*Task description:*
Reproduce word for word the part of the passage on card payment standards that runs from "Of course, my" up to and including "in neighboring Canada.".

*Excerpt to read:*
-- START --
Of course, my thoughts immediately turned to a more consequential global-standards issue taking place in the payments card world—the debate about the United States' reliance on the magnetic-stripe card standard as opposed to the chip-and-pin standard being adopted throughout the world, including in neighboring Canada.
Chip-and-pin technology has been deployed in Europe over the last decade as a means of reducing fraud by using the enhanced capabilities of a computer chip embedded in the plastic card to store and manage customer authentication data. Its success has been widely documented in recent fraud studies. This standard has been implemented using a specification called EMV, an acronym of Eurocard, MasterCard, and VISA, the original founders of the standard. In fact, EMV is now a corporation whose ownership has been expanded to include JCB (a Japanese card company) and American Express. So, what's the big deal? We survived the soccer ball dispute, so can't we survive the fact that the United States is not on board with the emerging global payments card standard? The answer may be a resounding "No!"
Various reports from payments research firms such as AITE have suggested that as many as 10 million U.S. travelers experienced difficulties with incompatible card technologies when traveling abroad during the past year. I learned some time ago that the least expensive and most secure way to acquire cash overseas is from an ATM machine. I now foresee a time when I will have to ask a European hotel concierge for the location of an American ATM (one capable of reading mag stripes), only to find out the nearest one is two miles away.
-- END --
*Entries provided:*
-- START --
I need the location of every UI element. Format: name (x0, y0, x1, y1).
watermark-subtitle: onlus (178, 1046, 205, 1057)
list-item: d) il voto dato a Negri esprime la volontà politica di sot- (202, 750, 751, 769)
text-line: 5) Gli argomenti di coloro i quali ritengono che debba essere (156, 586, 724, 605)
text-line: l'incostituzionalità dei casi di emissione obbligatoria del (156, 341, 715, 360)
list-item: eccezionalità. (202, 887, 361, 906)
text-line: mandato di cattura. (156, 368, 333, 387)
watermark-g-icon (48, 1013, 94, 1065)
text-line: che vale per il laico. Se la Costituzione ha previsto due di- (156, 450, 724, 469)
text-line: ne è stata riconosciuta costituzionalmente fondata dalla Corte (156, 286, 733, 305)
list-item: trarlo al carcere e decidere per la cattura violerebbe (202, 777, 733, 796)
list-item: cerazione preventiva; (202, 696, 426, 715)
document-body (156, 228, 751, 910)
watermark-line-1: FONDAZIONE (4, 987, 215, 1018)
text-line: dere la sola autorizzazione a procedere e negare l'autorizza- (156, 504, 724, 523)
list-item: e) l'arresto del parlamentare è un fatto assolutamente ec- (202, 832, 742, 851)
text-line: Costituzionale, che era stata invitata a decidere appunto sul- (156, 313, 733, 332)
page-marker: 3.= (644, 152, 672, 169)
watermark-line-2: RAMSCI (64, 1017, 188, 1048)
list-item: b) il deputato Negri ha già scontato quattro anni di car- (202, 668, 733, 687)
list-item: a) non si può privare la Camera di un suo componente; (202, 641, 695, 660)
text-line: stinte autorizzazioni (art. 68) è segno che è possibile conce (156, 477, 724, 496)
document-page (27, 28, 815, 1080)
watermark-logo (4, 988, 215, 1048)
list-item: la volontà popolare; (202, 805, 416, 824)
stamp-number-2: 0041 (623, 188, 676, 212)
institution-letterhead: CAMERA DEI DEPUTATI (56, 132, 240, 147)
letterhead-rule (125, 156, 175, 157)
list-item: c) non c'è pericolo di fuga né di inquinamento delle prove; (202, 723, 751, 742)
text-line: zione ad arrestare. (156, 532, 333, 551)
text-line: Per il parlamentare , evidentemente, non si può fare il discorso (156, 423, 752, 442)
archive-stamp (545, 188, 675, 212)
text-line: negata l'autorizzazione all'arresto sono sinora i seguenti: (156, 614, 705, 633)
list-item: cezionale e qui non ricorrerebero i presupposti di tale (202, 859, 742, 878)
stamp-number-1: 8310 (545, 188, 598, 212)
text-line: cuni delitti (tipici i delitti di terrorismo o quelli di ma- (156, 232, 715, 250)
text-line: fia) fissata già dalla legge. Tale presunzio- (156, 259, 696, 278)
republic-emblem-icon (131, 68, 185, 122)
-- END --
*Exercise result:*
Of course, my thoughts immediately turned to a more consequential global-standards issue taking place in the payments card world—the debate about the United States' reliance on the magnetic-stripe card standard as opposed to the chip-and-pin standard being adopted throughout the world, including in neighboring Canada.